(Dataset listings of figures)
════════
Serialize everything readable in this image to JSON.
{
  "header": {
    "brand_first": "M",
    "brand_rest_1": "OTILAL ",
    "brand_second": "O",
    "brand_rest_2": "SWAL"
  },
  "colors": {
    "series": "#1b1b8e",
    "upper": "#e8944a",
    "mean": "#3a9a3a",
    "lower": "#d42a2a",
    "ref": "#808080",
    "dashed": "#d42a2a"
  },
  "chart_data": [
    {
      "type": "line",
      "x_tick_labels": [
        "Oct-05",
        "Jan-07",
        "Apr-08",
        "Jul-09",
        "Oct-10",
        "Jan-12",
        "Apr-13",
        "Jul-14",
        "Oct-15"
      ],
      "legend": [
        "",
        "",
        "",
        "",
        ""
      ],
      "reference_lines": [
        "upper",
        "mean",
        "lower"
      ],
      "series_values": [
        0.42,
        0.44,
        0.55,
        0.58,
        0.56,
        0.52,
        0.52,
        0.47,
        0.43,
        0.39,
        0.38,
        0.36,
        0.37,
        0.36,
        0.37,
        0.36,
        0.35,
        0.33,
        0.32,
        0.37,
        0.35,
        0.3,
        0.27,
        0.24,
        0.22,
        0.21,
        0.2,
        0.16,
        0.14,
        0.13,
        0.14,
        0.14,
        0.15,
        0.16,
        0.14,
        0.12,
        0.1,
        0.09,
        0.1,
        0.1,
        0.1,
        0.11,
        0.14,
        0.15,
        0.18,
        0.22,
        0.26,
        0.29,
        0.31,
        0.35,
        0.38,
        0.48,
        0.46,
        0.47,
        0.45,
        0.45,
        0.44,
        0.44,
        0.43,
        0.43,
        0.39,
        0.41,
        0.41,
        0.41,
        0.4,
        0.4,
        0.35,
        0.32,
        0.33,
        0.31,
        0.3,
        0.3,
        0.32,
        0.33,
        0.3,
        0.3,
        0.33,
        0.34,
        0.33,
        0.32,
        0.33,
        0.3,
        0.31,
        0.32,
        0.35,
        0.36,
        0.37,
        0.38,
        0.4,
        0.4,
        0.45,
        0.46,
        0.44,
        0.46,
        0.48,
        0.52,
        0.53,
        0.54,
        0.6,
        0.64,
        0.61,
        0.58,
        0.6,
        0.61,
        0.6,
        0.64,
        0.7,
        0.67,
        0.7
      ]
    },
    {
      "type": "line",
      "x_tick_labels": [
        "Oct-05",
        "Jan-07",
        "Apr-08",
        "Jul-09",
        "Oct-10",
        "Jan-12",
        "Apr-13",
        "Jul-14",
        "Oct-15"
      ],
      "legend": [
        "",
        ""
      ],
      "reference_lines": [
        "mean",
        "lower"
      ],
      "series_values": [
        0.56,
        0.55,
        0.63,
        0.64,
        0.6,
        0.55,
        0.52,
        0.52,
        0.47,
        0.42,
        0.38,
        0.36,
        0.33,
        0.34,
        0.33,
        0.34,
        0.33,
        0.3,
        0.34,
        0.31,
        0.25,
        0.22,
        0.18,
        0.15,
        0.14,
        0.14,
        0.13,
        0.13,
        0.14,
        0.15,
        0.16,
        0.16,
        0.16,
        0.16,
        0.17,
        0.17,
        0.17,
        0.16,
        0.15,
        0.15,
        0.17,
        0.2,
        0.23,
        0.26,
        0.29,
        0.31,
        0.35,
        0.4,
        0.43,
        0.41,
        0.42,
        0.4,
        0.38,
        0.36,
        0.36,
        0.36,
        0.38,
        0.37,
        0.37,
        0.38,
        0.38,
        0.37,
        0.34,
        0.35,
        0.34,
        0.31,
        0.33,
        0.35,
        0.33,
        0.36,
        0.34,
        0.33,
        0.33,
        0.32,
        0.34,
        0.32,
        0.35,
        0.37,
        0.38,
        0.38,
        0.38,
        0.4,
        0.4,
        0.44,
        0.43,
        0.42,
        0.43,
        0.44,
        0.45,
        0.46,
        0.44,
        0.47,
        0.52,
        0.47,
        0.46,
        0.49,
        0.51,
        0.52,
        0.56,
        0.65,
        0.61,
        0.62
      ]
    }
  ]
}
════════
> **Task instructions**:
Could you quote the material above in full, exactly as it stands?

> **Output of the task**:
Serialize everything readable in this image to JSON.
{
  "header": {
    "brand_first": "M",
    "brand_rest_1": "OTILAL ",
    "brand_second": "O",
    "brand_rest_2": "SWAL"
  },
  "colors": {
    "series": "#1b1b8e",
    "upper": "#e8944a",
    "mean": "#3a9a3a",
    "lower": "#d42a2a",
    "ref": "#808080",
    "dashed": "#d42a2a"
  },
  "chart_data": [
    {
      "type": "line",
      "x_tick_labels": [
        "Oct-05",
        "Jan-07",
        "Apr-08",
        "Jul-09",
        "Oct-10",
        "Jan-12",
        "Apr-13",
        "Jul-14",
        "Oct-15"
      ],
      "legend": [
        "",
        "",
        "",
        "",
        ""
      ],
      "reference_lines": [
        "upper",
        "mean",
        "lower"
      ],
      "series_values": [
        0.42,
        0.44,
        0.55,
        0.58,
        0.56,
        0.52,
        0.52,
        0.47,
        0.43,
        0.39,
        0.38,
        0.36,
        0.37,
        0.36,
        0.37,
        0.36,
        0.35,
        0.33,
        0.32,
        0.37,
        0.35,
        0.3,
        0.27,
        0.24,
        0.22,
        0.21,
        0.2,
        0.16,
        0.14,
        0.13,
        0.14,
        0.14,
        0.15,
        0.16,
        0.14,
        0.12,
        0.1,
        0.09,
        0.1,
        0.1,
        0.1,
        0.11,
        0.14,
        0.15,
        0.18,
        0.22,
        0.26,
        0.29,
        0.31,
        0.35,
        0.38,
        0.48,
        0.46,
        0.47,
        0.45,
        0.45,
        0.44,
        0.44,
        0.43,
        0.43,
        0.39,
        0.41,
        0.41,
        0.41,
        0.4,
        0.4,
        0.35,
        0.32,
        0.33,
        0.31,
        0.3,
        0.3,
        0.32,
        0.33,
        0.3,
        0.3,
        0.33,
        0.34,
        0.33,
        0.32,
        0.33,
        0.3,
        0.31,
        0.32,
        0.35,
        0.36,
        0.37,
        0.38,
        0.4,
        0.4,
        0.45,
        0.46,
        0.44,
        0.46,
        0.48,
        0.52,
        0.53,
        0.54,
        0.6,
        0.64,
        0.61,
        0.58,
        0.6,
        0.61,
        0.6,
        0.64,
        0.7,
        0.67,
        0.7
      ]
    },
    {
      "type": "line",
      "x_tick_labels": [
        "Oct-05",
        "Jan-07",
        "Apr-08",
        "Jul-09",
        "Oct-10",
        "Jan-12",
        "Apr-13",
        "Jul-14",
        "Oct-15"
      ],
      "legend": [
        "",
        ""
      ],
      "reference_lines": [
        "mean",
        "lower"
      ],
      "series_values": [
        0.56,
        0.55,
        0.63,
        0.64,
        0.6,
        0.55,
        0.52,
        0.52,
        0.47,
        0.42,
        0.38,
        0.36,
        0.33,
        0.34,
        0.33,
        0.34,
        0.33,
        0.3,
        0.34,
        0.31,
        0.25,
        0.22,
        0.18,
        0.15,
        0.14,
        0.14,
        0.13,
        0.13,
        0.14,
        0.15,
        0.16,
        0.16,
        0.16,
        0.16,
        0.17,
        0.17,
        0.17,
        0.16,
        0.15,
        0.15,
        0.17,
        0.2,
        0.23,
        0.26,
        0.29,
        0.31,
        0.35,
        0.4,
        0.43,
        0.41,
        0.42,
        0.4,
        0.38,
        0.36,
        0.36,
        0.36,
        0.38,
        0.37,
        0.37,
        0.38,
        0.38,
        0.37,
        0.34,
        0.35,
        0.34,
        0.31,
        0.33,
        0.35,
        0.33,
        0.36,
        0.34,
        0.33,
        0.33,
        0.32,
        0.34,
        0.32,
        0.35,
        0.37,
        0.38,
        0.38,
        0.38,
        0.4,
        0.4,
        0.44,
        0.43,
        0.42,
        0.43,
        0.44,
        0.45,
        0.46,
        0.44,
        0.47,
        0.52,
        0.47,
        0.46,
        0.49,
        0.51,
        0.52,
        0.56,
        0.65,
        0.61,
        0.62
      ]
    }
  ]
}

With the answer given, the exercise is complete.